The Constitution of Tuvalu states that it is “the supreme law of Tuvalu” and that “all other laws shall be interpreted and applied subject to this Constitution”; it sets out the Principles of the Bill of Rights and the Protection of the Fundamental Rights and Freedoms.

Tuvalu's independence was granted to it by the United Kingdom by virtue of the Tuvalu Independence Order 1978 (UK). Tuvalu became an independent constitutional monarchy on 1 October 1978. Charles III - as the King of Tuvalu - is the Head of State, represented by the Governor-General, who is appointed by the King on advice of the Prime Minister of Tuvalu. A written constitution was adopted at independence. In 1986 Tuvalu approved a new constitution that had been developed by the community leaders and the members of the Tuvaluan parliament. In May 2018 a translation of the current Constitution into the Tuvaluan language was completed as part of the Tuvalu Constitutional Review Project.

History of political institutions in Tuvalu

Tuvaluans participated in the political institutions of the Gilbert and Ellice Islands Colony during the transition to self-determination.  In 1974 the Gilbert and Ellice Islands Colony acquired its own constitution. A referendum was held in December 1974 to determine whether the Gilbert Islands and Ellice Islands should each have their own administration.  As a consequence of the 1974 Ellice Islands self-determination referendum the Gilbert and Ellice Islands colony ceased to exist on 1 January 1976 and the separate British colonies of Kiribati and Tuvalu came into existence.

The Constitution adopted on independence

Tuvalu became fully independent within the Commonwealth on 1 October 1978 with a written constitution. John F. Wilson, as Attorney-General, advised on the transition of Tuvalu to independence including attending the Constitutional Conference in Marlborough House in London and visiting each island of Tuvalu to explain the Constitution.

Amending the Constitution and referendums in Tuvalu

Section 7 provides for alterations of the Constitution generally and section 8 addresses alterations of the Constitution to give effect to constitutional changes in the United Kingdom.

In 2008 Tuvaluans rejected a constitutional referendum that proposed replacing the Queen of Tuvalu, with an elected president as the Head of State.

The 1986 amendments to the Constitution

In 1986 the Constitution adopted upon independence was amended in order to give attention to Tuvaluan custom and tradition as well as the aspirations and values of the Tuvaluan people. The changes placed greater emphasis on Tuvaluan community values rather than Western concepts of individual entitlement. The preamble was change and an introductory ‘Principles of the Constitution’ was added. The Tuvaluan values are reflected in the references in the preamble to Christian principles:-

AND WHEREAS the people of Tuvalu, acknowledging God as the Almighty and Everlasting Lord and giver of all good things, humbly place themselves under His good providence and seek His blessing upon themselves and their lives;
AND WHEREAS the people of Tuvalu desire to constitute themselves as an independent State based on Christian principles, the Rule of Law, and Tuvaluan custom and tradition; ……

The revision of the Constitution set out the following principles:-

Principles of the Constitution
1. The principles set out in the Preamble to the Independence Constitution are re-affirmed and re-adopted.
2. The right of the people of Tuvalu, both present and future, to a full, free and happy life, and to moral, spiritual, personal and material welfare, is affirmed as one given to them by God.
3. While believing that Tuvalu must take its rightful place amongst the community of nations in search of peace and the general welfare, nevertheless the people of Tuvalu recognize and affirm, with gratitude to God, that the stability of Tuvaluan society and the happiness and welfare of the people of Tuvalu, both present and future, depend very largely on the maintenance of Tuvaluan values, culture and tradition, including the vitality and the sense of identity of island communities and attitudes of co-operation, self-help and unity within and amongst those communities.

Stored records:

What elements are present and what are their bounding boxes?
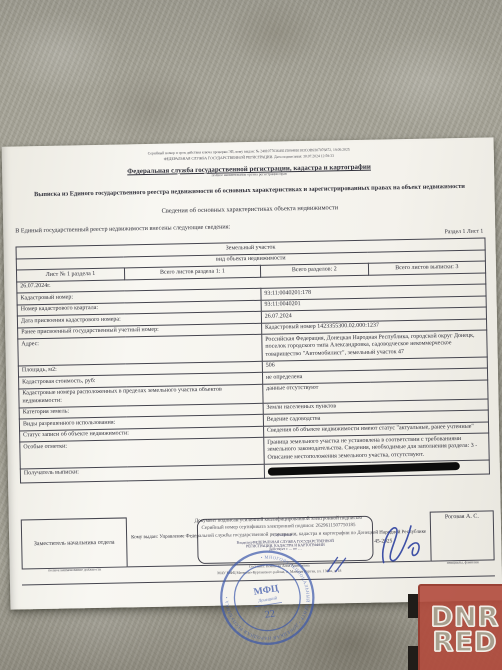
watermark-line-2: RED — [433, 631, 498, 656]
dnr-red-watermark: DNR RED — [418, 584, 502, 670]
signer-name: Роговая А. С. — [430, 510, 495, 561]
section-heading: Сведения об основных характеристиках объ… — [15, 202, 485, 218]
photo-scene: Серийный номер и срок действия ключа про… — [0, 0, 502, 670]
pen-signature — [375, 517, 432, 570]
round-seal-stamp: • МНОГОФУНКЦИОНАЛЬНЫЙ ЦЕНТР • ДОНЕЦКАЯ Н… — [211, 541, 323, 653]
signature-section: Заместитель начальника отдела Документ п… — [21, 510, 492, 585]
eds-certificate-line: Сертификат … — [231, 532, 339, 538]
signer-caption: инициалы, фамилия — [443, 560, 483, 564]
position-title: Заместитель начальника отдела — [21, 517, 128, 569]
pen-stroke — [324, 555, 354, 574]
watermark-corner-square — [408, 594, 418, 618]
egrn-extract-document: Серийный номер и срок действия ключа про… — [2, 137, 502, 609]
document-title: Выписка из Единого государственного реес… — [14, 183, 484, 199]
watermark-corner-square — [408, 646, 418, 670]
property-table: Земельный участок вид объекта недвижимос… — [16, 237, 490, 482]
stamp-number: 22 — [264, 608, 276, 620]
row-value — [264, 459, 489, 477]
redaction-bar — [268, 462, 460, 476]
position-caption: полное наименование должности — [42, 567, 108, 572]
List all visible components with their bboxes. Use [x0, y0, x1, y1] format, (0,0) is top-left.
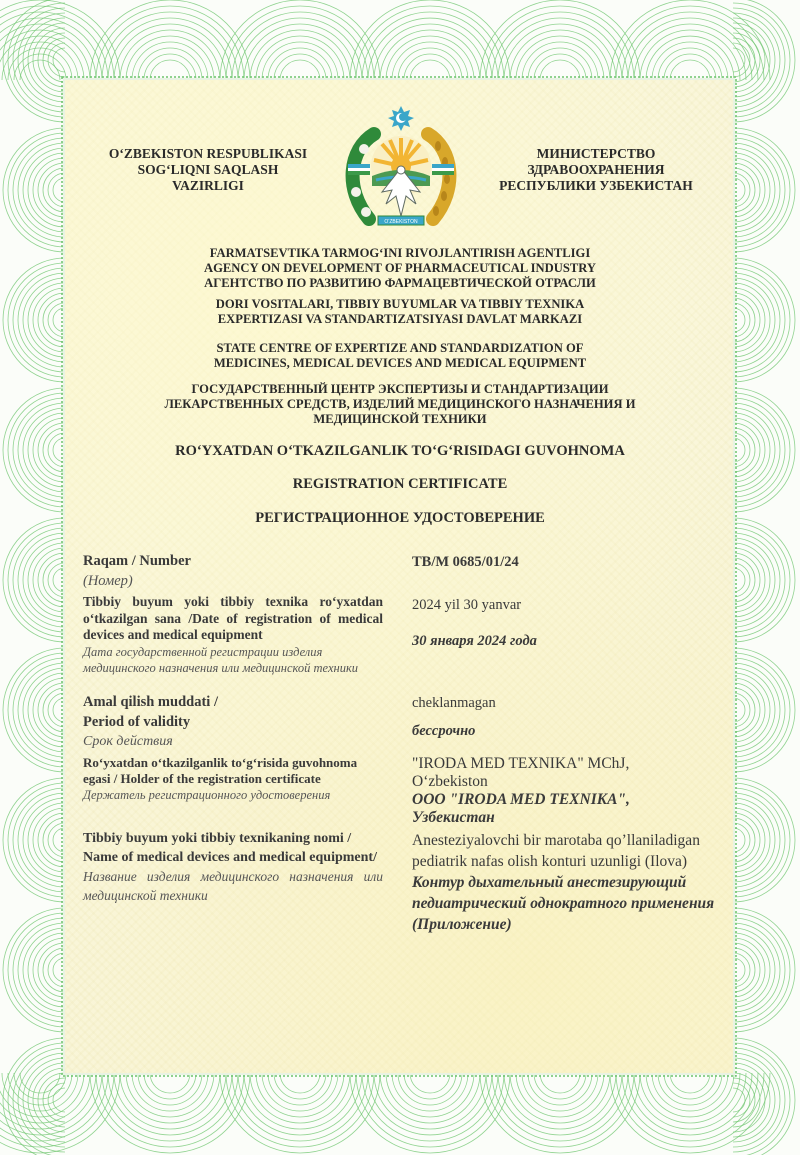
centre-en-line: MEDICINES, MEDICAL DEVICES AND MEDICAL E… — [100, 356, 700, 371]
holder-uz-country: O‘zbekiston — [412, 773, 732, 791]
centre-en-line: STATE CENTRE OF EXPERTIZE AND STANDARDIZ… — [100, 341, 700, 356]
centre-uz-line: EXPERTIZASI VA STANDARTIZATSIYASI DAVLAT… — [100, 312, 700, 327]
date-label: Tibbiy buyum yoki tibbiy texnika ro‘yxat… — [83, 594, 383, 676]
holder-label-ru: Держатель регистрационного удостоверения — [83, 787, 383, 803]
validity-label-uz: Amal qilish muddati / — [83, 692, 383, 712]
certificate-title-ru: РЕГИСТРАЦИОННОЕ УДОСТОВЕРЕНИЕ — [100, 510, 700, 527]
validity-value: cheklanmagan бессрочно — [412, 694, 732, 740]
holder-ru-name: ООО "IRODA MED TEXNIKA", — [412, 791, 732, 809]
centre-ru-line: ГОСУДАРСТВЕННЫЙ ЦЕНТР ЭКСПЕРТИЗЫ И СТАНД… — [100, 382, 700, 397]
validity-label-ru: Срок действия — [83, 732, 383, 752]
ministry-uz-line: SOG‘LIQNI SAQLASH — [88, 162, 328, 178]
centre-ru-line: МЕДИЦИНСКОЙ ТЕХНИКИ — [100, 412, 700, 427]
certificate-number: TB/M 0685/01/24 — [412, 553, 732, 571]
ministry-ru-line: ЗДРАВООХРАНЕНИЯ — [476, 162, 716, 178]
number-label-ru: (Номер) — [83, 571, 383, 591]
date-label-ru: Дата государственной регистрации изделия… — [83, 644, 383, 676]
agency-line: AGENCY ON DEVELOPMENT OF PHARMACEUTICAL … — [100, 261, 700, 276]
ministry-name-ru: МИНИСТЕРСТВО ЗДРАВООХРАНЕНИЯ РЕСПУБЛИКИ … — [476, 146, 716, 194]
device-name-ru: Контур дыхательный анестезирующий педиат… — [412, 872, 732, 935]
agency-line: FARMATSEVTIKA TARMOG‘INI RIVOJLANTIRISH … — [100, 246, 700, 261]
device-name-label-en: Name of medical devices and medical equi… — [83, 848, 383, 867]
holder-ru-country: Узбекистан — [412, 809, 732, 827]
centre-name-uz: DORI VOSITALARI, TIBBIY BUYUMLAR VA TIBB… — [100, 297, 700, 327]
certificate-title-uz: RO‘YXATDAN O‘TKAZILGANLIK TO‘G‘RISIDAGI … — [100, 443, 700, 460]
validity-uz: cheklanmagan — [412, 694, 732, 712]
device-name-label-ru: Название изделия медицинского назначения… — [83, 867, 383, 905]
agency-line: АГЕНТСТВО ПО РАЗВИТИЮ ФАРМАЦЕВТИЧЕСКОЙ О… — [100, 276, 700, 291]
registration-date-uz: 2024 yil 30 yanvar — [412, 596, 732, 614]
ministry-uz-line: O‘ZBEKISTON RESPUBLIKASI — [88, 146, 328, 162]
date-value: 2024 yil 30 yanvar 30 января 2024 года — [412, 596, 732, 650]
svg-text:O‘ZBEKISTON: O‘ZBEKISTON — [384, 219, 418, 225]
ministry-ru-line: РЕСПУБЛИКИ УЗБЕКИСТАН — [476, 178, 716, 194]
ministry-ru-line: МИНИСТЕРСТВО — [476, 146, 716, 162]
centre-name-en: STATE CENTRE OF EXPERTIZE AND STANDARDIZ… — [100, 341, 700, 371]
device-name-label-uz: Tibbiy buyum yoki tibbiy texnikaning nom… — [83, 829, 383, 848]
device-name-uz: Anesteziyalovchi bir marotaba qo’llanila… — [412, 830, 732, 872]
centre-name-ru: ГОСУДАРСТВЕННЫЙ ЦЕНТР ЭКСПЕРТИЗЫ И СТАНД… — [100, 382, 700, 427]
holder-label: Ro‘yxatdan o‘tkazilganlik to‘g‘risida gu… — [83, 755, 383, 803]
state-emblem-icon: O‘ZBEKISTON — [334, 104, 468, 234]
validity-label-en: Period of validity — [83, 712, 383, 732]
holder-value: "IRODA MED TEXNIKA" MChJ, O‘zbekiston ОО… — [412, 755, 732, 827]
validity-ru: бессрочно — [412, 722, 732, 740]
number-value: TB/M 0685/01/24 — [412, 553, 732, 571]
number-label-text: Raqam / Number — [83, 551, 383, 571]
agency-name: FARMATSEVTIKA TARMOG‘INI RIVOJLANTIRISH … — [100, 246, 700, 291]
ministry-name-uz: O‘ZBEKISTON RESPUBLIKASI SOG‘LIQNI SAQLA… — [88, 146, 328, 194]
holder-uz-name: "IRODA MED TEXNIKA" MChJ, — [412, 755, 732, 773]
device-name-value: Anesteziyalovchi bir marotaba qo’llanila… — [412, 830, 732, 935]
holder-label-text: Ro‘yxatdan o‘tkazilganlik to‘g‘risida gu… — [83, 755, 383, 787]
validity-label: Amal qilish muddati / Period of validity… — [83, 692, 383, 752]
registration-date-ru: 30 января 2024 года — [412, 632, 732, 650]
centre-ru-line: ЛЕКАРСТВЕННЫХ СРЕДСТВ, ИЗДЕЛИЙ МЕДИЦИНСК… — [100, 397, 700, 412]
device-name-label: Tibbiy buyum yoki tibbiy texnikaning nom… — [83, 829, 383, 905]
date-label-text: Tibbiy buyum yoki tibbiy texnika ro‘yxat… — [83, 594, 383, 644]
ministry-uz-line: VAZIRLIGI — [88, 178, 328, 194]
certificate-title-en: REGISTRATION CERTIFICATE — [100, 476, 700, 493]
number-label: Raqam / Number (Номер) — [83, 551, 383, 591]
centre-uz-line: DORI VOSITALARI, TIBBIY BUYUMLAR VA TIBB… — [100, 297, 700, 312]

--

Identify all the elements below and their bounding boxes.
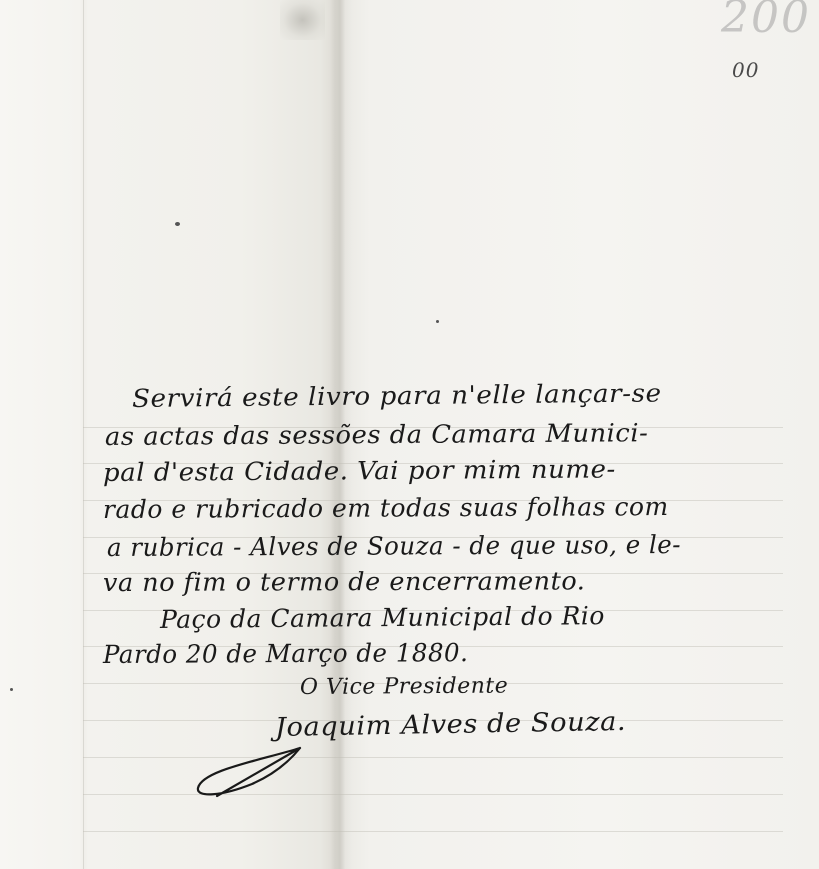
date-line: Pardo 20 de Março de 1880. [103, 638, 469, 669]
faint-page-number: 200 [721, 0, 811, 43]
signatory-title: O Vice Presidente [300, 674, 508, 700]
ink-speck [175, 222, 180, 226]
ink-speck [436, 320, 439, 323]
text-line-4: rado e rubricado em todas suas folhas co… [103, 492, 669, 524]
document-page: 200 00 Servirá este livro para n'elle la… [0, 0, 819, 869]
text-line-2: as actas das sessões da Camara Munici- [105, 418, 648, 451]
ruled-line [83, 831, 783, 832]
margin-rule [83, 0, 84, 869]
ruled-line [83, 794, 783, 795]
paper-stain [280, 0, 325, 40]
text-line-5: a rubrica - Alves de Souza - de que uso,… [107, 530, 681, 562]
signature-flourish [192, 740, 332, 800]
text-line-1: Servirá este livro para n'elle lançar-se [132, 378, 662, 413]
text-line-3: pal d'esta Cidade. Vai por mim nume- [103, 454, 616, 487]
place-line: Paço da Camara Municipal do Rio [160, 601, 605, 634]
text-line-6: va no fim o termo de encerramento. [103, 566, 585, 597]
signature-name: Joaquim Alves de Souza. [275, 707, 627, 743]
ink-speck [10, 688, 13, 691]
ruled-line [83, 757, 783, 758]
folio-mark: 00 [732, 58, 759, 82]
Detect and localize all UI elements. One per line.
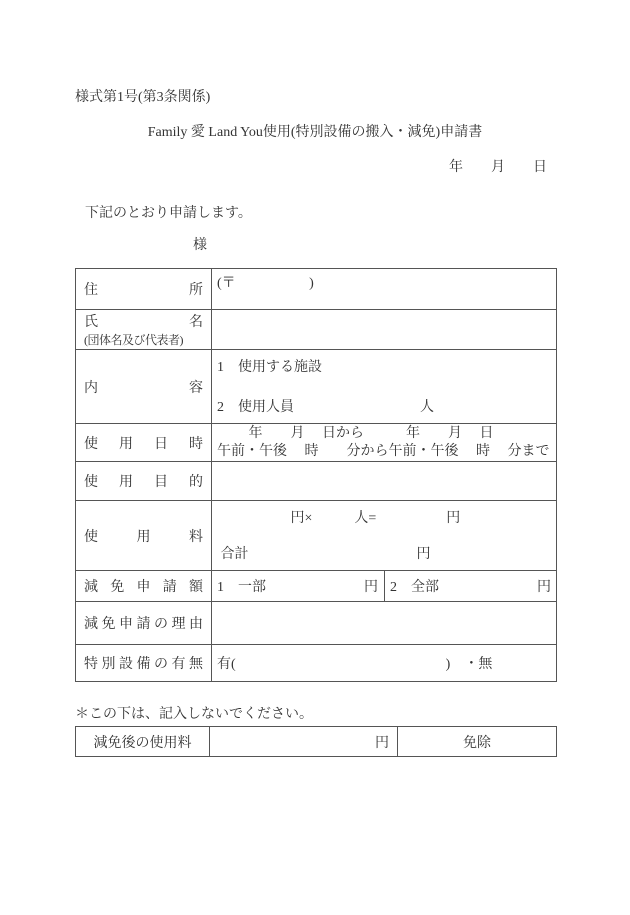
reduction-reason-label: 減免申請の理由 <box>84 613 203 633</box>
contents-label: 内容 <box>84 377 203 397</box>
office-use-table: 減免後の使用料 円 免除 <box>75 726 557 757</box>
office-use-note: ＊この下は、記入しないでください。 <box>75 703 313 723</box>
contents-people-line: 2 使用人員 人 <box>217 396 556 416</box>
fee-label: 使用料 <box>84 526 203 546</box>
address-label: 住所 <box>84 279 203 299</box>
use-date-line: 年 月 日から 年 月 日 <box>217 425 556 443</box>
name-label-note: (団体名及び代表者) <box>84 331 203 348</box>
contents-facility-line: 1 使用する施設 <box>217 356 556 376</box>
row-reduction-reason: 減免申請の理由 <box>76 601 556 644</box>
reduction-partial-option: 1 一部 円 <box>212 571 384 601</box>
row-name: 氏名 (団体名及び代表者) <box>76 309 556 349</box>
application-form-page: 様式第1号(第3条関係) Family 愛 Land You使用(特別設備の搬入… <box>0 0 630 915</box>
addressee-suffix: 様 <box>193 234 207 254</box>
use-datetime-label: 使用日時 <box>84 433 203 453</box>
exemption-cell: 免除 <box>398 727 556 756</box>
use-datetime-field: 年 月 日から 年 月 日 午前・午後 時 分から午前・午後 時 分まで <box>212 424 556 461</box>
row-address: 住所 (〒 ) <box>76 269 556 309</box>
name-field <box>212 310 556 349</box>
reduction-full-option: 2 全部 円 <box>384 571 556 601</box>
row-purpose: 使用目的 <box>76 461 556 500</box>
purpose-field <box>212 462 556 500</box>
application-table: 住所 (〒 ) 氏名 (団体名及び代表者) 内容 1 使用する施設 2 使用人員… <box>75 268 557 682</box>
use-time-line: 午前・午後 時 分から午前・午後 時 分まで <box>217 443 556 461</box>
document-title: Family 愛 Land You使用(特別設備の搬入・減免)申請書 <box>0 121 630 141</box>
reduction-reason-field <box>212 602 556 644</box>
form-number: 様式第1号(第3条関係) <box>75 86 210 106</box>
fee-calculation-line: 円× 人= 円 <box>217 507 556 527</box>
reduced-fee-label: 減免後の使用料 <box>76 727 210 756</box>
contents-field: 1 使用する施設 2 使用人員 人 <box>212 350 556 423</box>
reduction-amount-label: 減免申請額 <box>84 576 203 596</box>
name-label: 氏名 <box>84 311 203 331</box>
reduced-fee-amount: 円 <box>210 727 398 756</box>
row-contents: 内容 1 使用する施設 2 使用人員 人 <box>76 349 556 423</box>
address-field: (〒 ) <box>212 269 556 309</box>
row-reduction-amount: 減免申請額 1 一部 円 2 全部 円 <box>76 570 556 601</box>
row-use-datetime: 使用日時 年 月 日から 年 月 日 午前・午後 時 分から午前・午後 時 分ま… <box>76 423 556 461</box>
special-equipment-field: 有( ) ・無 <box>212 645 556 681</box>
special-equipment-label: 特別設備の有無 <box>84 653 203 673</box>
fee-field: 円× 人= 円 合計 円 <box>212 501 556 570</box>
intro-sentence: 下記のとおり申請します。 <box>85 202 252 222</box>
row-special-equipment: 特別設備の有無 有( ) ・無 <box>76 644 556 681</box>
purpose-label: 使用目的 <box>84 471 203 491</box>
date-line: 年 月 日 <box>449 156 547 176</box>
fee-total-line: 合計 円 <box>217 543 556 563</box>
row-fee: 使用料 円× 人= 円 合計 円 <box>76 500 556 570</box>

_Set of tasks_:
[1] Print the passage on Tuvalu's constitution word for word, beginning at the words "2. The right" and stopping after the words "them by God.".
[2] In the rows, switch "holder-uz-country" to "holder-country" and output only the lines beginning at the line that has "centre-en-line: MEDICINES, MEDICAL" and stopping after the line that has "date-label: Tibbiy buyum", with nothing else changed.

_Answers below_:
[1]
2. The right of the people of Tuvalu, both present and future, to a full, free and happy life, and to moral, spiritual, personal and material welfare, is affirmed as one given to them by God.

[2]
centre-en-line: MEDICINES, MEDICAL DEVICES AND MEDICAL E… — [100, 356, 700, 371]
holder-country: O‘zbekiston — [412, 773, 732, 791]
centre-en-line: STATE CENTRE OF EXPERTIZE AND STANDARDIZ… — [100, 341, 700, 356]
centre-uz-line: EXPERTIZASI VA STANDARTIZATSIYASI DAVLAT… — [100, 312, 700, 327]
date-label: Tibbiy buyum yoki tibbiy texnika ro‘yxat… — [83, 594, 383, 676]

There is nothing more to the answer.